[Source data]
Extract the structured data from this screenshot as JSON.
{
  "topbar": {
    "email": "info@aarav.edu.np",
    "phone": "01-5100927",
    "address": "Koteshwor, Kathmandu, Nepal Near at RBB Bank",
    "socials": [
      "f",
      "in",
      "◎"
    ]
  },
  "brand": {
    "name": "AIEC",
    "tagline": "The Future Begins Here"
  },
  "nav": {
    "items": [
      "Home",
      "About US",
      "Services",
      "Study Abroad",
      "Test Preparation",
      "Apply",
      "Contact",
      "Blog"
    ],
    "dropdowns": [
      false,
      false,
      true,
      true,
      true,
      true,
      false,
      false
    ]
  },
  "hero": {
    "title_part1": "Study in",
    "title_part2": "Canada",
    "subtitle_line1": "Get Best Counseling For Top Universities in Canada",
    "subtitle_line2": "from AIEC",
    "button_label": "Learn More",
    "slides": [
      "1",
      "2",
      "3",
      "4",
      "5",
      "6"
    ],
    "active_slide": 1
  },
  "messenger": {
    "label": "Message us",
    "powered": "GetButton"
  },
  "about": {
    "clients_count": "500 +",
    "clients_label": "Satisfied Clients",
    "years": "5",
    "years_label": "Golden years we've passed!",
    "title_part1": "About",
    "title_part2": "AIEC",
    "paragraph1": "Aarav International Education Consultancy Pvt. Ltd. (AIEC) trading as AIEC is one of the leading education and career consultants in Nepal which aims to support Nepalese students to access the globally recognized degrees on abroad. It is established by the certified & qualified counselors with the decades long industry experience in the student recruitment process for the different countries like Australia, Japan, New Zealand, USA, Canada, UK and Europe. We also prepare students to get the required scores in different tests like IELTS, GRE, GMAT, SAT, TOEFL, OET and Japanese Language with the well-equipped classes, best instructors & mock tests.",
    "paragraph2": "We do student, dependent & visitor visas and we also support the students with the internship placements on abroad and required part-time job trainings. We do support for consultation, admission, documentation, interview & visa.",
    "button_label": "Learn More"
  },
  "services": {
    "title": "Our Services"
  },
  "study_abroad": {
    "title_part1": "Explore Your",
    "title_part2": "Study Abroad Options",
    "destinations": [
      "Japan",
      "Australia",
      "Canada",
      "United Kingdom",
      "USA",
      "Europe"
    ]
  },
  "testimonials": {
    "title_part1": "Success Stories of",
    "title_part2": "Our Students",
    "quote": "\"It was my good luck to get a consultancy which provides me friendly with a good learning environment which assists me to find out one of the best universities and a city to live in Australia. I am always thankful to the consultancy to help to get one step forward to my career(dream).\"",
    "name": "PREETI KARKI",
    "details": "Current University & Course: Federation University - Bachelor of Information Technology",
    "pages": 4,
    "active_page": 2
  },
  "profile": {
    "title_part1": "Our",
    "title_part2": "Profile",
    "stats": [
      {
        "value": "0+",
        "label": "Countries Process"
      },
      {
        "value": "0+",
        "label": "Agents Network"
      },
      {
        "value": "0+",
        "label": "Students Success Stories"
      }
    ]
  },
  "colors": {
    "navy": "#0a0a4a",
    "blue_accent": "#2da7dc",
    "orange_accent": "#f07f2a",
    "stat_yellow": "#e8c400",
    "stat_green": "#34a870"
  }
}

Your instructions -
Find every line in the records above that contains the word "Stories", and copy each one.

Completed task -
    "title_part1": "Success Stories of",
        "label": "Students Success Stories"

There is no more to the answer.